● What the task asks
Output the full listing below exactly, without the pictures.
-- Start Data for this task --
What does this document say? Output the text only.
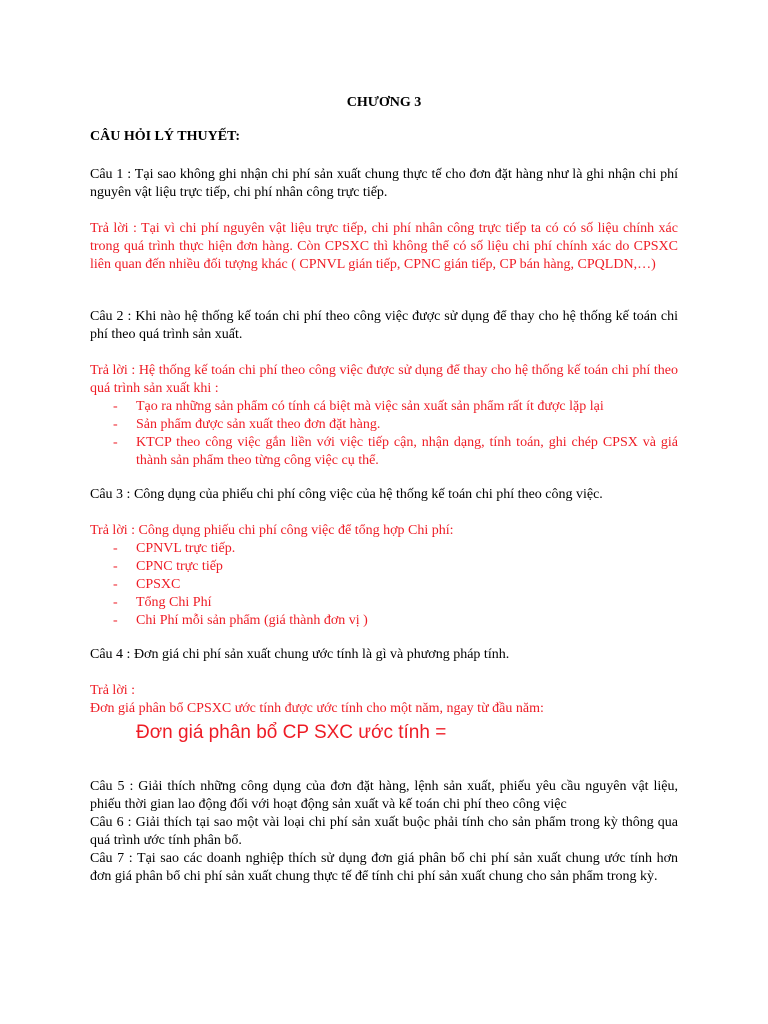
CHƯƠNG 3
CÂU HỎI LÝ THUYẾT:
Câu 1 : Tại sao không ghi nhận chi phí sản xuất chung thực tế cho đơn đặt hàng như là ghi nhận chi phí nguyên vật liệu trực tiếp, chi phí nhân công trực tiếp.

Trả lời : Tại vì chi phí nguyên vật liệu trực tiếp, chi phí nhân công trực tiếp ta có có số liệu chính xác trong quá trình thực hiện đơn hàng. Còn CPSXC thì không thể có số liệu chi phí chính xác do CPSXC liên quan đến nhiều đối tượng khác ( CPNVL gián tiếp, CPNC gián tiếp, CP bán hàng, CPQLDN,…)

Câu 2 : Khi nào hệ thống kế toán chi phí theo công việc được sử dụng để thay cho hệ thống kế toán chi phí theo quá trình sản xuất.

Trả lời : Hệ thống kế toán chi phí theo công việc được sử dụng để thay cho hệ thống kế toán chi phí theo quá trình sản xuất khi :

- Tạo ra những sản phẩm có tính cá biệt mà việc sản xuất sản phẩm rất ít được lặp lại
- Sản phẩm được sản xuất theo đơn đặt hàng.
- KTCP theo công việc gắn liền với việc tiếp cận, nhận dạng, tính toán, ghi chép CPSX và giá thành sản phẩm theo từng công việc cụ thể.
Câu 3 : Công dụng của phiếu chi phí công việc của hệ thống kế toán chi phí theo công việc.

Trả lời : Công dụng phiếu chi phí công việc để tổng hợp Chi phí:

- CPNVL trực tiếp.
- CPNC trực tiếp
- CPSXC
- Tổng Chi Phí
- Chi Phí mỗi sản phẩm (giá thành đơn vị )
Câu 4 : Đơn giá chi phí sản xuất chung ước tính là gì và phương pháp tính.

Trả lời :

Đơn giá phân bổ CPSXC ước tính được ước tính cho một năm, ngay từ đầu năm:

Đơn giá phân bổ CP SXC ước tính =

Câu 5 : Giải thích những công dụng của đơn đặt hàng, lệnh sản xuất, phiếu yêu cầu nguyên vật liệu, phiếu thời gian lao động đối với hoạt động sản xuất và kế toán chi phí theo công việc

Câu 6 : Giải thích tại sao một vài loại chi phí sản xuất buộc phải tính cho sản phẩm trong kỳ thông qua quá trình ước tính phân bổ.

Câu 7 : Tại sao các doanh nghiệp thích sử dụng đơn giá phân bổ chi phí sản xuất chung ước tính hơn đơn giá phân bổ chi phí sản xuất chung thực tế để tính chi phí sản xuất chung cho sản phẩm trong kỳ.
-- End Data for this task --
● The response
What does this document say? Output the text only.
CHƯƠNG 3
CÂU HỎI LÝ THUYẾT:
Câu 1 : Tại sao không ghi nhận chi phí sản xuất chung thực tế cho đơn đặt hàng như là ghi nhận chi phí nguyên vật liệu trực tiếp, chi phí nhân công trực tiếp.

Trả lời : Tại vì chi phí nguyên vật liệu trực tiếp, chi phí nhân công trực tiếp ta có có số liệu chính xác trong quá trình thực hiện đơn hàng. Còn CPSXC thì không thể có số liệu chi phí chính xác do CPSXC liên quan đến nhiều đối tượng khác ( CPNVL gián tiếp, CPNC gián tiếp, CP bán hàng, CPQLDN,…)

Câu 2 : Khi nào hệ thống kế toán chi phí theo công việc được sử dụng để thay cho hệ thống kế toán chi phí theo quá trình sản xuất.

Trả lời : Hệ thống kế toán chi phí theo công việc được sử dụng để thay cho hệ thống kế toán chi phí theo quá trình sản xuất khi :

- Tạo ra những sản phẩm có tính cá biệt mà việc sản xuất sản phẩm rất ít được lặp lại
- Sản phẩm được sản xuất theo đơn đặt hàng.
- KTCP theo công việc gắn liền với việc tiếp cận, nhận dạng, tính toán, ghi chép CPSX và giá thành sản phẩm theo từng công việc cụ thể.
Câu 3 : Công dụng của phiếu chi phí công việc của hệ thống kế toán chi phí theo công việc.

Trả lời : Công dụng phiếu chi phí công việc để tổng hợp Chi phí:

- CPNVL trực tiếp.
- CPNC trực tiếp
- CPSXC
- Tổng Chi Phí
- Chi Phí mỗi sản phẩm (giá thành đơn vị )
Câu 4 : Đơn giá chi phí sản xuất chung ước tính là gì và phương pháp tính.

Trả lời :

Đơn giá phân bổ CPSXC ước tính được ước tính cho một năm, ngay từ đầu năm:

Đơn giá phân bổ CP SXC ước tính =

Câu 5 : Giải thích những công dụng của đơn đặt hàng, lệnh sản xuất, phiếu yêu cầu nguyên vật liệu, phiếu thời gian lao động đối với hoạt động sản xuất và kế toán chi phí theo công việc

Câu 6 : Giải thích tại sao một vài loại chi phí sản xuất buộc phải tính cho sản phẩm trong kỳ thông qua quá trình ước tính phân bổ.

Câu 7 : Tại sao các doanh nghiệp thích sử dụng đơn giá phân bổ chi phí sản xuất chung ước tính hơn đơn giá phân bổ chi phí sản xuất chung thực tế để tính chi phí sản xuất chung cho sản phẩm trong kỳ.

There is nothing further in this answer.